Records provided ▸
>> Start
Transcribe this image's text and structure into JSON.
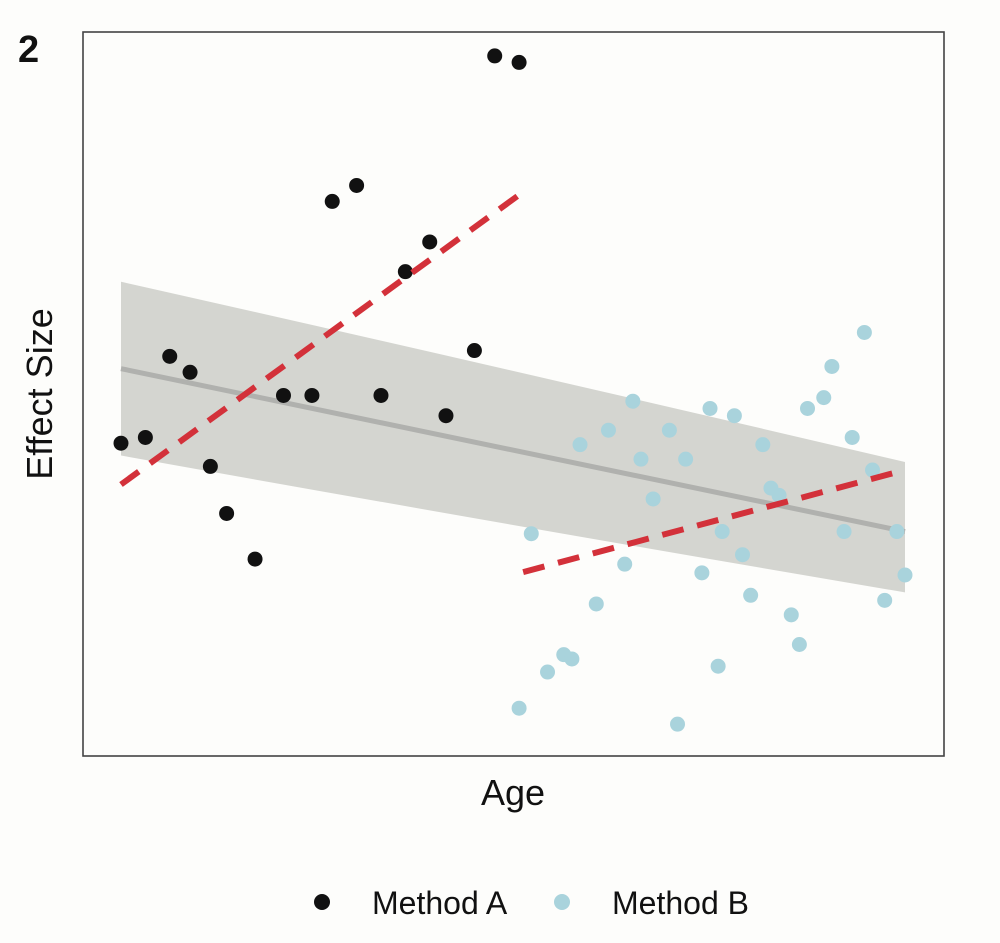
{
  "panel_label": "2",
  "chart_data": {
    "type": "scatter",
    "title": "",
    "xlabel": "Age",
    "ylabel": "Effect Size",
    "xlim": [
      0,
      100
    ],
    "ylim": [
      0,
      100
    ],
    "grid": false,
    "legend_position": "bottom",
    "series": [
      {
        "name": "Method A",
        "color": "#111111",
        "points": [
          [
            4.5,
            43.2
          ],
          [
            7.5,
            44.0
          ],
          [
            10.5,
            55.2
          ],
          [
            13,
            53.0
          ],
          [
            15.5,
            40.0
          ],
          [
            17.5,
            33.5
          ],
          [
            21,
            27.2
          ],
          [
            24.5,
            49.8
          ],
          [
            28,
            49.8
          ],
          [
            30.5,
            76.6
          ],
          [
            33.5,
            78.8
          ],
          [
            36.5,
            49.8
          ],
          [
            39.5,
            66.9
          ],
          [
            42.5,
            71.0
          ],
          [
            44.5,
            47.0
          ],
          [
            48,
            56.0
          ],
          [
            50.5,
            96.7
          ],
          [
            53.5,
            95.8
          ]
        ],
        "trend": {
          "x": [
            4.5,
            53.5
          ],
          "y": [
            37.5,
            77.5
          ]
        }
      },
      {
        "name": "Method B",
        "color": "#a9d3dc",
        "points": [
          [
            53.5,
            6.6
          ],
          [
            55,
            30.7
          ],
          [
            57,
            11.6
          ],
          [
            59,
            14.0
          ],
          [
            60,
            13.4
          ],
          [
            61,
            43.0
          ],
          [
            63,
            21.0
          ],
          [
            64.5,
            45.0
          ],
          [
            66.5,
            26.5
          ],
          [
            67.5,
            49.0
          ],
          [
            68.5,
            41.0
          ],
          [
            70,
            35.5
          ],
          [
            72,
            45.0
          ],
          [
            73,
            4.4
          ],
          [
            74,
            41.0
          ],
          [
            76,
            25.3
          ],
          [
            77,
            48.0
          ],
          [
            78,
            12.4
          ],
          [
            78.5,
            31.0
          ],
          [
            80,
            47.0
          ],
          [
            81,
            27.8
          ],
          [
            82,
            22.2
          ],
          [
            83.5,
            43.0
          ],
          [
            84.5,
            37.0
          ],
          [
            85.5,
            36.0
          ],
          [
            87,
            19.5
          ],
          [
            88,
            15.4
          ],
          [
            89,
            48.0
          ],
          [
            91,
            49.5
          ],
          [
            92,
            53.8
          ],
          [
            93.5,
            31.0
          ],
          [
            94.5,
            44.0
          ],
          [
            96,
            58.5
          ],
          [
            97,
            39.5
          ],
          [
            98.5,
            21.5
          ],
          [
            100,
            31.0
          ],
          [
            101,
            25.0
          ]
        ],
        "trend": {
          "x": [
            54,
            101
          ],
          "y": [
            25.4,
            39.5
          ]
        }
      }
    ],
    "overall_fit": {
      "x": [
        4.5,
        101
      ],
      "y": [
        53.5,
        31.0
      ],
      "ci_lower": [
        41.5,
        22.6
      ],
      "ci_upper": [
        65.5,
        40.6
      ],
      "color": "#b0b1ae",
      "band_color": "#d2d3ce"
    }
  }
}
>> End
Aim ▸ Leave out the pictures, and give all the records again exactly.

Output of the task ▸
Transcribe this image's text and structure into JSON.
{
  "panel_label": "2",
  "chart_data": {
    "type": "scatter",
    "title": "",
    "xlabel": "Age",
    "ylabel": "Effect Size",
    "xlim": [
      0,
      100
    ],
    "ylim": [
      0,
      100
    ],
    "grid": false,
    "legend_position": "bottom",
    "series": [
      {
        "name": "Method A",
        "color": "#111111",
        "points": [
          [
            4.5,
            43.2
          ],
          [
            7.5,
            44.0
          ],
          [
            10.5,
            55.2
          ],
          [
            13,
            53.0
          ],
          [
            15.5,
            40.0
          ],
          [
            17.5,
            33.5
          ],
          [
            21,
            27.2
          ],
          [
            24.5,
            49.8
          ],
          [
            28,
            49.8
          ],
          [
            30.5,
            76.6
          ],
          [
            33.5,
            78.8
          ],
          [
            36.5,
            49.8
          ],
          [
            39.5,
            66.9
          ],
          [
            42.5,
            71.0
          ],
          [
            44.5,
            47.0
          ],
          [
            48,
            56.0
          ],
          [
            50.5,
            96.7
          ],
          [
            53.5,
            95.8
          ]
        ],
        "trend": {
          "x": [
            4.5,
            53.5
          ],
          "y": [
            37.5,
            77.5
          ]
        }
      },
      {
        "name": "Method B",
        "color": "#a9d3dc",
        "points": [
          [
            53.5,
            6.6
          ],
          [
            55,
            30.7
          ],
          [
            57,
            11.6
          ],
          [
            59,
            14.0
          ],
          [
            60,
            13.4
          ],
          [
            61,
            43.0
          ],
          [
            63,
            21.0
          ],
          [
            64.5,
            45.0
          ],
          [
            66.5,
            26.5
          ],
          [
            67.5,
            49.0
          ],
          [
            68.5,
            41.0
          ],
          [
            70,
            35.5
          ],
          [
            72,
            45.0
          ],
          [
            73,
            4.4
          ],
          [
            74,
            41.0
          ],
          [
            76,
            25.3
          ],
          [
            77,
            48.0
          ],
          [
            78,
            12.4
          ],
          [
            78.5,
            31.0
          ],
          [
            80,
            47.0
          ],
          [
            81,
            27.8
          ],
          [
            82,
            22.2
          ],
          [
            83.5,
            43.0
          ],
          [
            84.5,
            37.0
          ],
          [
            85.5,
            36.0
          ],
          [
            87,
            19.5
          ],
          [
            88,
            15.4
          ],
          [
            89,
            48.0
          ],
          [
            91,
            49.5
          ],
          [
            92,
            53.8
          ],
          [
            93.5,
            31.0
          ],
          [
            94.5,
            44.0
          ],
          [
            96,
            58.5
          ],
          [
            97,
            39.5
          ],
          [
            98.5,
            21.5
          ],
          [
            100,
            31.0
          ],
          [
            101,
            25.0
          ]
        ],
        "trend": {
          "x": [
            54,
            101
          ],
          "y": [
            25.4,
            39.5
          ]
        }
      }
    ],
    "overall_fit": {
      "x": [
        4.5,
        101
      ],
      "y": [
        53.5,
        31.0
      ],
      "ci_lower": [
        41.5,
        22.6
      ],
      "ci_upper": [
        65.5,
        40.6
      ],
      "color": "#b0b1ae",
      "band_color": "#d2d3ce"
    }
  }
}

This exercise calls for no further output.